WHAT TO WORK ON — Search the entries for the word "JSON" and pull out each line that has it.

DATA SHOWN —
┄┄┄┄┄┄┄┄┄┄┄┄┄┄┄┄┄┄┄┄

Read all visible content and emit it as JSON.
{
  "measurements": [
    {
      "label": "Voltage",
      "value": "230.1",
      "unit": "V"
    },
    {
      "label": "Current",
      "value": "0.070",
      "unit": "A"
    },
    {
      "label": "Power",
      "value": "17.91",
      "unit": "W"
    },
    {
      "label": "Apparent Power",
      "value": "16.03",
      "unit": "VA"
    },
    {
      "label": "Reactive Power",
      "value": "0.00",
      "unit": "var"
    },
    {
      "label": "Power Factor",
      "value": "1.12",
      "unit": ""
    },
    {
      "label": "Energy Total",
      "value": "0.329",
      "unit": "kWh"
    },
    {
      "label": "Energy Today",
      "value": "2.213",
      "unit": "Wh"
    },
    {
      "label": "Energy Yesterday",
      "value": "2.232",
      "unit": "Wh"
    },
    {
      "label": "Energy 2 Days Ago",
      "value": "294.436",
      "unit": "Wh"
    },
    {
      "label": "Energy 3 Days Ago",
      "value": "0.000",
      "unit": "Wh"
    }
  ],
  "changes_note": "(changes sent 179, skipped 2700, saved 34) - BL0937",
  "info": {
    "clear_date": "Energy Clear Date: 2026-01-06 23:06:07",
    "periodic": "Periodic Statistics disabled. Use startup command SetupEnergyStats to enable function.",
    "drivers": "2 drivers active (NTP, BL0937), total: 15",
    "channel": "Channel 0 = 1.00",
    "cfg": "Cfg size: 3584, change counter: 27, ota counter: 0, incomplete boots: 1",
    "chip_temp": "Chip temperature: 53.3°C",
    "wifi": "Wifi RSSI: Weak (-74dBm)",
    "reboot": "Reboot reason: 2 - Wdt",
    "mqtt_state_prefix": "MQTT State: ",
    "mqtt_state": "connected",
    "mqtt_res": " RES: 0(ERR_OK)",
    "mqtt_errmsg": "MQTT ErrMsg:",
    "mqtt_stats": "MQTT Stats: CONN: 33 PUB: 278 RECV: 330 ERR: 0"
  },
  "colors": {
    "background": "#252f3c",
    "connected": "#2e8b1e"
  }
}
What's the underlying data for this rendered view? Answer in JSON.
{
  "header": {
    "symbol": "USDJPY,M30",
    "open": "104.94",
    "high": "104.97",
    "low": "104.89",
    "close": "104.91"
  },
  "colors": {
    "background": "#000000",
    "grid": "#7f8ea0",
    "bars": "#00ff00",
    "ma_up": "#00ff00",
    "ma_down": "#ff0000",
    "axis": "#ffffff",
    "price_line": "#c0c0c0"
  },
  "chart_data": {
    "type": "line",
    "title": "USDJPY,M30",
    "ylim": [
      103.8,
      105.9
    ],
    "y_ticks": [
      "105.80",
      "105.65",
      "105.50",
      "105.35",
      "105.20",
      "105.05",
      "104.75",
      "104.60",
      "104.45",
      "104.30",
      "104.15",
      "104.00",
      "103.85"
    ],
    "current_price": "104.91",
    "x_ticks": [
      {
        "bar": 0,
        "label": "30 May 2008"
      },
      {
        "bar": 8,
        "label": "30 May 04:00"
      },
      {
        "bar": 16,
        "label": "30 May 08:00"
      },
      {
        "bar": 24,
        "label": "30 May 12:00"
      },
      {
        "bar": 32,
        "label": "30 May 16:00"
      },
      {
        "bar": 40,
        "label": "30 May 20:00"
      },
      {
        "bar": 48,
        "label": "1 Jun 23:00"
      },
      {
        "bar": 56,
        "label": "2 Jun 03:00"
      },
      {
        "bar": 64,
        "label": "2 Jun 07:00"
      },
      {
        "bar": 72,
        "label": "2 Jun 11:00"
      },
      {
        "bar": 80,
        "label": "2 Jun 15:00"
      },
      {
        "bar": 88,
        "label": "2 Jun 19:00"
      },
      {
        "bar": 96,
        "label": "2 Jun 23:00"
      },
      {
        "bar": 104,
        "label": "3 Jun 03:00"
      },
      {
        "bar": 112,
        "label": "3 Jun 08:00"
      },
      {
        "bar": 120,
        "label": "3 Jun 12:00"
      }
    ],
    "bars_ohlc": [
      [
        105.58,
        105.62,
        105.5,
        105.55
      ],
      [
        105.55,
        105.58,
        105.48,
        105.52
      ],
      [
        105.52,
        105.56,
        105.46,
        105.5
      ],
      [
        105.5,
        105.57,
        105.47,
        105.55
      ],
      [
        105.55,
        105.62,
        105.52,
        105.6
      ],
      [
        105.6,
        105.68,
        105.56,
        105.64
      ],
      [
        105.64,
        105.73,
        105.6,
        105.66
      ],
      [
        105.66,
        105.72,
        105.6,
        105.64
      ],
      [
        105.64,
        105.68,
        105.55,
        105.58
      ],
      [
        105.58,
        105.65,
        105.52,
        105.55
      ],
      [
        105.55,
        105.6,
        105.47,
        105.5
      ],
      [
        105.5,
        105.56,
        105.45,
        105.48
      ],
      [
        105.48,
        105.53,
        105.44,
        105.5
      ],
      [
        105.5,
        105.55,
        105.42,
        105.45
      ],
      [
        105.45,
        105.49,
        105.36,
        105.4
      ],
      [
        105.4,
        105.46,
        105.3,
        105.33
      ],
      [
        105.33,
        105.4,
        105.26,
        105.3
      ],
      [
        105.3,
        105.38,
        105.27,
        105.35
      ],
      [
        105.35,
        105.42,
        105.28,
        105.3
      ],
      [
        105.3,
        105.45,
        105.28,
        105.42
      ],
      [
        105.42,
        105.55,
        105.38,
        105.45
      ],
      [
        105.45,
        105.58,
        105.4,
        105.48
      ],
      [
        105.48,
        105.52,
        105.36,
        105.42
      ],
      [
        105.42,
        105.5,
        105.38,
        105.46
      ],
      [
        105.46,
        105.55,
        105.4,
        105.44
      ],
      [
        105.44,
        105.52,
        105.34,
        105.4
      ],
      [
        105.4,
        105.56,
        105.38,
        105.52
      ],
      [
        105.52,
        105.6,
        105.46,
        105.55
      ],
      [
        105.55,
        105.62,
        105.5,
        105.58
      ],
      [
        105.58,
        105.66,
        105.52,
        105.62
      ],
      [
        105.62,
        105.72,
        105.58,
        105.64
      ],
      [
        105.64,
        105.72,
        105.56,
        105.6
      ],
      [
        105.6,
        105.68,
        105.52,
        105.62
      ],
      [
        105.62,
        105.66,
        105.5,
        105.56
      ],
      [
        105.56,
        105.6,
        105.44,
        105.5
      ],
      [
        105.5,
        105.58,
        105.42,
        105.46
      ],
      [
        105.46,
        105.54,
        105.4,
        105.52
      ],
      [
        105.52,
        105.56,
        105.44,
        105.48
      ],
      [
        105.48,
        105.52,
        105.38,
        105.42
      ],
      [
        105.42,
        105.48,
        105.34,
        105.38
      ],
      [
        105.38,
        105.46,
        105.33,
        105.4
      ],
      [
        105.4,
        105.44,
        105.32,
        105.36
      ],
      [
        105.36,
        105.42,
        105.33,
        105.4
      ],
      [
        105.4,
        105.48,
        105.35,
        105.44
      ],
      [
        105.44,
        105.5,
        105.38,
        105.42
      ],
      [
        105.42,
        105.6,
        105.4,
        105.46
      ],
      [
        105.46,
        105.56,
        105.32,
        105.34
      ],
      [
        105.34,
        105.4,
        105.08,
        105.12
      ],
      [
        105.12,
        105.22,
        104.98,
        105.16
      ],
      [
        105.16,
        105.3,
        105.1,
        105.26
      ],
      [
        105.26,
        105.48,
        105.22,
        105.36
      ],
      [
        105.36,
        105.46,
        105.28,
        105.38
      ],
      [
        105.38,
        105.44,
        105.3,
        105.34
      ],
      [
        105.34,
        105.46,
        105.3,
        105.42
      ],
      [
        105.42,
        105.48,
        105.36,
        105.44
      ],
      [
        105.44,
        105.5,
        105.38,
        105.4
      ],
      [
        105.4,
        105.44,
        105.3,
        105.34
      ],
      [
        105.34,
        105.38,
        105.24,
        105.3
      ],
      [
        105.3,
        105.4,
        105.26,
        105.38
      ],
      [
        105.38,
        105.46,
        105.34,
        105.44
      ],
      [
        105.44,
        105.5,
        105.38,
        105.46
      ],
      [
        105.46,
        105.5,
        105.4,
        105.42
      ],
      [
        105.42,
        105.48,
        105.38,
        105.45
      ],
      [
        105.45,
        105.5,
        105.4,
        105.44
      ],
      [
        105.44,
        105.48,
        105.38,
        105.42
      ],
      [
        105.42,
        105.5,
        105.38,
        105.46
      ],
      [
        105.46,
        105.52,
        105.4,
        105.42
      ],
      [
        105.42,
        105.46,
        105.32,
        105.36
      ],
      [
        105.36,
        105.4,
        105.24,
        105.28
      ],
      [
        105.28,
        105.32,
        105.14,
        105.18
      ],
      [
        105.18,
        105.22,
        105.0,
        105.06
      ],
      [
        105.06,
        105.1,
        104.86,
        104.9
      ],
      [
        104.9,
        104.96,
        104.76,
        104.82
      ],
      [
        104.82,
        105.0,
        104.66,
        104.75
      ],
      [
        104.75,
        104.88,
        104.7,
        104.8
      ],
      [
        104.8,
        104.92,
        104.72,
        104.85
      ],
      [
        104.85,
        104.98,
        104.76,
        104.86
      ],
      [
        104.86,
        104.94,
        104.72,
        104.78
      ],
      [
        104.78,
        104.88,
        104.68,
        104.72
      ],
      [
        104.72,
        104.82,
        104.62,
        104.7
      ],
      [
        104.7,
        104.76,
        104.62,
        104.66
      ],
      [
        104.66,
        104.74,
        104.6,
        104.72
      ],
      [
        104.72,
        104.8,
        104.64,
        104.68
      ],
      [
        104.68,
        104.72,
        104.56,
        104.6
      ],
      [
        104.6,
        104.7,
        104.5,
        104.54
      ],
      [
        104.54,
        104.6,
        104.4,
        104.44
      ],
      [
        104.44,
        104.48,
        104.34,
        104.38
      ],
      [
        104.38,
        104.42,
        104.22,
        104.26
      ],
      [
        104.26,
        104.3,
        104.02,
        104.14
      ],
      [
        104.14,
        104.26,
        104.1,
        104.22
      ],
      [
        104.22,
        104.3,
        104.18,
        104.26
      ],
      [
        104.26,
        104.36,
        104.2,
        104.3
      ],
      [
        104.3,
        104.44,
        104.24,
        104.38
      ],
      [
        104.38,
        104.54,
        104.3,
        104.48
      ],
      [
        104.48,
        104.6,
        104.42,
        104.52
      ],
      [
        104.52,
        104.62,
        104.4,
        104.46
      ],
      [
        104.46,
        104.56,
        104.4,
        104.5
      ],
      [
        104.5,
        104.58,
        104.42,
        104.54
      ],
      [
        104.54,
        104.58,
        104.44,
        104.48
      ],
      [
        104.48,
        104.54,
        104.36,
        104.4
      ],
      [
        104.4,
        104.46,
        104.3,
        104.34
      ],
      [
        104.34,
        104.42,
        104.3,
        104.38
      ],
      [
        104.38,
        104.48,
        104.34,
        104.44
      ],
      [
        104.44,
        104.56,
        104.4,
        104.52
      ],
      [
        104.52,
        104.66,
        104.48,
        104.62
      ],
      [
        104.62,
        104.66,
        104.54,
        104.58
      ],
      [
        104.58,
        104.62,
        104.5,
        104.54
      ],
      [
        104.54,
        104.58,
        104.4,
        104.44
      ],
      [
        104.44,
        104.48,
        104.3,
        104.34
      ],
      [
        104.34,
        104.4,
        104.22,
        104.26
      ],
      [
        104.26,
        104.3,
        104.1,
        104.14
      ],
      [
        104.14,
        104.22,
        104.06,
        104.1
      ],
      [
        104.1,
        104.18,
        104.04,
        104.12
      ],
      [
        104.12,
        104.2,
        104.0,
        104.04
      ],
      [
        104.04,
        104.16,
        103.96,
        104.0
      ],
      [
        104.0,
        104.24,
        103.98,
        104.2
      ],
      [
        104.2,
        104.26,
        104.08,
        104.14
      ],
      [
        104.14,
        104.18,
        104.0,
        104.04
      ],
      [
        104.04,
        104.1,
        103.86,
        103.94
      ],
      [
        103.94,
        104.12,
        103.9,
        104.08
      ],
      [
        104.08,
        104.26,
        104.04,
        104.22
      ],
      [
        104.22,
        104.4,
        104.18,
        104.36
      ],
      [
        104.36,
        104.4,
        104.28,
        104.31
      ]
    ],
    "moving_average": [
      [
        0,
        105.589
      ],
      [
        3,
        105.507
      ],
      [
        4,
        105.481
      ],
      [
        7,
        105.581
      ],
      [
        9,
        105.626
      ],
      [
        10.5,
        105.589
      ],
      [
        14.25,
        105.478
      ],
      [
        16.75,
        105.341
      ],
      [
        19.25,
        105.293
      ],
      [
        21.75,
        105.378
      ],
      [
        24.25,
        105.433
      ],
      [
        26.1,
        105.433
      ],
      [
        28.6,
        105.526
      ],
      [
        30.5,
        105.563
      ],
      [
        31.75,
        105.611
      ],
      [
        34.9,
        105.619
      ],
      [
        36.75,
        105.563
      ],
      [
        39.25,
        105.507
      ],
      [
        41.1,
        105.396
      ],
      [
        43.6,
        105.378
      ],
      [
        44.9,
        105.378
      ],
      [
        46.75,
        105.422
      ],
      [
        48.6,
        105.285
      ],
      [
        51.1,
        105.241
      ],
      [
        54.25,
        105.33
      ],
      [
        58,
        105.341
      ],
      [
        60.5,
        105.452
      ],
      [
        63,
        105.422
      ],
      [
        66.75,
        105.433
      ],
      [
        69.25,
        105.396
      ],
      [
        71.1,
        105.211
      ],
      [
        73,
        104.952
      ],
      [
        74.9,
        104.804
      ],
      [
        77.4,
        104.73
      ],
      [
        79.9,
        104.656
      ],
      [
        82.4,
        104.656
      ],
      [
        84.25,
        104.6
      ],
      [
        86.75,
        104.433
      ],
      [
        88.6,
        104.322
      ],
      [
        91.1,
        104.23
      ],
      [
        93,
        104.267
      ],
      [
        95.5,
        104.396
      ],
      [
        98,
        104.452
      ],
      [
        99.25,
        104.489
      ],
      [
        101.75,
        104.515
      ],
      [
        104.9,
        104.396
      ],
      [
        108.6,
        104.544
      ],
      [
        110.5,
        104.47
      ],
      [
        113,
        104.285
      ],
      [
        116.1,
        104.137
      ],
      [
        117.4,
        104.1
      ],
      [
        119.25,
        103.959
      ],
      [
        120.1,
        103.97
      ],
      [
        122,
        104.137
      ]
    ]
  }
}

┄┄┄┄┄┄┄┄┄┄┄┄┄┄┄┄┄┄┄┄

SOLVED EXERCISE —
Read all visible content and emit it as JSON.
What's the underlying data for this rendered view? Answer in JSON.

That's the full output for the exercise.